* _Work instruction_
The task calls for each line of the records below in which the word "Secretary" appears.

#####

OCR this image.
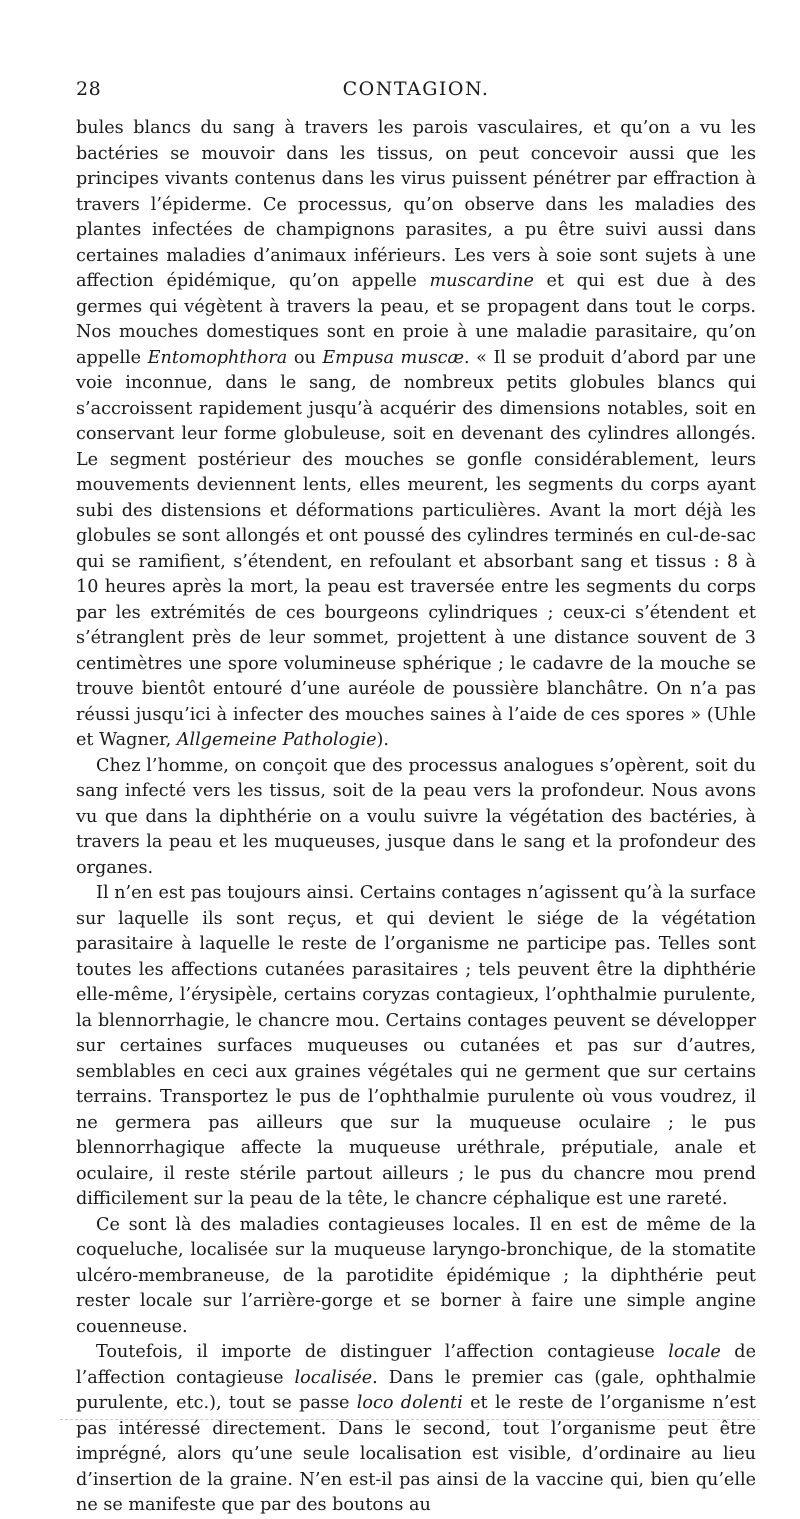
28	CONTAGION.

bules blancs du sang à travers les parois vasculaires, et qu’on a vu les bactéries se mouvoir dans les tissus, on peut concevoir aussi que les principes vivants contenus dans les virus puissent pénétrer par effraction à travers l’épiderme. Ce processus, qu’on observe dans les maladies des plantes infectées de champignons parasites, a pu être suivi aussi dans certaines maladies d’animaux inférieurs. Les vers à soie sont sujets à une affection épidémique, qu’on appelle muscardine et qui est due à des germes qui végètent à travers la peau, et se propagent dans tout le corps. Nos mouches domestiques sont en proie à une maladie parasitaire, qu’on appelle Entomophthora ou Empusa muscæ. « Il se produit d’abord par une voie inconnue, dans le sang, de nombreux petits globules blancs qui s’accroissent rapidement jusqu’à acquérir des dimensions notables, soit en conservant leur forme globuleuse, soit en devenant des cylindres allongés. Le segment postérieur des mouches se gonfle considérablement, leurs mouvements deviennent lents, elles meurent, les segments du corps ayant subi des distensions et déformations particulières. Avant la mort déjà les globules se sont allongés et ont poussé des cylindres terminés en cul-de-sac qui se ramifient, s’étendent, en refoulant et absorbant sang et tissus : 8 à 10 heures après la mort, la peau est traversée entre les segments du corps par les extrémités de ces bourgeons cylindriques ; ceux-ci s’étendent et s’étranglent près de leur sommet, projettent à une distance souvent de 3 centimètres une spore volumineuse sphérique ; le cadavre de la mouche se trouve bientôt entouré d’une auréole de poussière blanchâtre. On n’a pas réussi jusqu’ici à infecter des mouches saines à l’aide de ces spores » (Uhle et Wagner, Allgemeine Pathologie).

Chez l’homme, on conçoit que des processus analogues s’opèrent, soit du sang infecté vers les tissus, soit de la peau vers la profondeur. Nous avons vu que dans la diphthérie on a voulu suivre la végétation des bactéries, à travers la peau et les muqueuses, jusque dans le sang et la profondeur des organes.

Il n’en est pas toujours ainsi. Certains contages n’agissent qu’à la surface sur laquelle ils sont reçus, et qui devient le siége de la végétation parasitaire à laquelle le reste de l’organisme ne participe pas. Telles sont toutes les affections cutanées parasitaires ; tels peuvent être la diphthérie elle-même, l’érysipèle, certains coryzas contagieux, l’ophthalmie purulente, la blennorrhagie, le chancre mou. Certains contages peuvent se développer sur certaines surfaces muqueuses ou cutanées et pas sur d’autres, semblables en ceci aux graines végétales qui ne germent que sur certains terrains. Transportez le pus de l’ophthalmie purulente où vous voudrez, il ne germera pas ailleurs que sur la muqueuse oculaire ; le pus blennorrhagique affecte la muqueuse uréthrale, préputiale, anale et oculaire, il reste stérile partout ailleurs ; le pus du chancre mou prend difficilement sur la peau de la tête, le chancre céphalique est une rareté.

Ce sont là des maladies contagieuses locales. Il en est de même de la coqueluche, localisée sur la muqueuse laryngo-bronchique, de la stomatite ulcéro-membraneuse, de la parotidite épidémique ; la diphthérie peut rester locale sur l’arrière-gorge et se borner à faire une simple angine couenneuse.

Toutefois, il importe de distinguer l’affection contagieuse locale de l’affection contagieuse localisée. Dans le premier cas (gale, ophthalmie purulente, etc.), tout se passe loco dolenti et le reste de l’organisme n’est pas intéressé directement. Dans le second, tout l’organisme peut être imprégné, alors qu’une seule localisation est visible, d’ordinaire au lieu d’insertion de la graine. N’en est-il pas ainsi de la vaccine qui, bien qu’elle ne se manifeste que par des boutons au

#####

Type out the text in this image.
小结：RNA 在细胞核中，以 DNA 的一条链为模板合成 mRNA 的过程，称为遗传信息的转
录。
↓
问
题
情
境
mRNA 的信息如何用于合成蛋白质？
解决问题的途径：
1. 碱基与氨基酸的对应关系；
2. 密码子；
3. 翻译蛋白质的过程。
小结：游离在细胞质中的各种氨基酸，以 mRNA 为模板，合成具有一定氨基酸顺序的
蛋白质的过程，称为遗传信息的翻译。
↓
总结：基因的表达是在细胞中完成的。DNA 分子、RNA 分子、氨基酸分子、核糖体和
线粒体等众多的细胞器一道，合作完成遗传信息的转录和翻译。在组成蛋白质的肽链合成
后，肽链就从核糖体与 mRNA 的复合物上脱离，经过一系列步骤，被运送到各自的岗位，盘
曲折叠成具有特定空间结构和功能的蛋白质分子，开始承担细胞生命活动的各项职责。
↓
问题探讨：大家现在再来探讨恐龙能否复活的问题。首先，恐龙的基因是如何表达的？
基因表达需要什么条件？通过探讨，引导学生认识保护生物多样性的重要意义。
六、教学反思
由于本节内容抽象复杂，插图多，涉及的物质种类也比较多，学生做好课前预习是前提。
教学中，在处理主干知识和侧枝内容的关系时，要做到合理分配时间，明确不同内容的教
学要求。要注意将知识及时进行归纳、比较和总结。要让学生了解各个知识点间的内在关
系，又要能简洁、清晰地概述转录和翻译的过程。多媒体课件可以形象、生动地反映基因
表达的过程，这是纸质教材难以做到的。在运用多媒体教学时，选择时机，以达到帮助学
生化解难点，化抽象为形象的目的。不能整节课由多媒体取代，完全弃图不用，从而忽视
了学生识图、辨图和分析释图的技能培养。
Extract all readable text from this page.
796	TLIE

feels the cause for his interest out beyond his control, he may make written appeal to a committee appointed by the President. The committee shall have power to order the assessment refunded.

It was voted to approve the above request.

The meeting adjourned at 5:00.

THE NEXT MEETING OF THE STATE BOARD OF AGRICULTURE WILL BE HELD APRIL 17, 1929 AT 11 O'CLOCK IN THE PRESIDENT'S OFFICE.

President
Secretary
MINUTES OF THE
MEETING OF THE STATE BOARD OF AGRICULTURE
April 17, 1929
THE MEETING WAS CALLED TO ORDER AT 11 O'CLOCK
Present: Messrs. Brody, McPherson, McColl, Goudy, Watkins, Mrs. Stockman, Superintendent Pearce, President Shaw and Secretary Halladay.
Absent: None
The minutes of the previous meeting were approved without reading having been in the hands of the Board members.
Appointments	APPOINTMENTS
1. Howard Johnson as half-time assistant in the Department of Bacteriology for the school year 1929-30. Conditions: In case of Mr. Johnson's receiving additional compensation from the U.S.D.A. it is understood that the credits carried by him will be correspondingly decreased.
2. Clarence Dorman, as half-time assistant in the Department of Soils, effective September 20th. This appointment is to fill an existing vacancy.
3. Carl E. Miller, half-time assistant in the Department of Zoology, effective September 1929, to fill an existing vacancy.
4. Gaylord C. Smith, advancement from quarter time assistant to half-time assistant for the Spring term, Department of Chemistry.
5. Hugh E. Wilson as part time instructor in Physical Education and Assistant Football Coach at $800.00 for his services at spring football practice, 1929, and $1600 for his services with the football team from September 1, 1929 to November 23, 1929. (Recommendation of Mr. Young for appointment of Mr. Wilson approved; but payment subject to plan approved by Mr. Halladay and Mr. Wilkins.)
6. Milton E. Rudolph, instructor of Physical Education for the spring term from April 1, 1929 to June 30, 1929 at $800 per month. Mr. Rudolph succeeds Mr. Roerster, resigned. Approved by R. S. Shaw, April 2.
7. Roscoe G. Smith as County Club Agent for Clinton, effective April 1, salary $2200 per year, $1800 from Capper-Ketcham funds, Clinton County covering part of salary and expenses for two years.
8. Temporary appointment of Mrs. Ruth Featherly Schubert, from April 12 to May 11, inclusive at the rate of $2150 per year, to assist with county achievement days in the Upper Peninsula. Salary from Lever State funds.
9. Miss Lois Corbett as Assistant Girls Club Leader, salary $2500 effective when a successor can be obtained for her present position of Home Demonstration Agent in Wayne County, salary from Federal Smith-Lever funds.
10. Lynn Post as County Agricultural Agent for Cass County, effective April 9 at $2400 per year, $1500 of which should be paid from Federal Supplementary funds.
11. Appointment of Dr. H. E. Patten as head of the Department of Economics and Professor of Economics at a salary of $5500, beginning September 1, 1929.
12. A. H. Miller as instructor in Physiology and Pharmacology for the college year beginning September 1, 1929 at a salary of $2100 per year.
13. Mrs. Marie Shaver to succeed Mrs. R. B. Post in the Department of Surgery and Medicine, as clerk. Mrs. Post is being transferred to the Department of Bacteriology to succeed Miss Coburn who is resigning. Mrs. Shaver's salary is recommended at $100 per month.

#####

* _Completed exercise_
Secretary
Present: Messrs. Brody, McPherson, McColl, Goudy, Watkins, Mrs. Stockman, Superintendent Pearce, President Shaw and Secretary Halladay.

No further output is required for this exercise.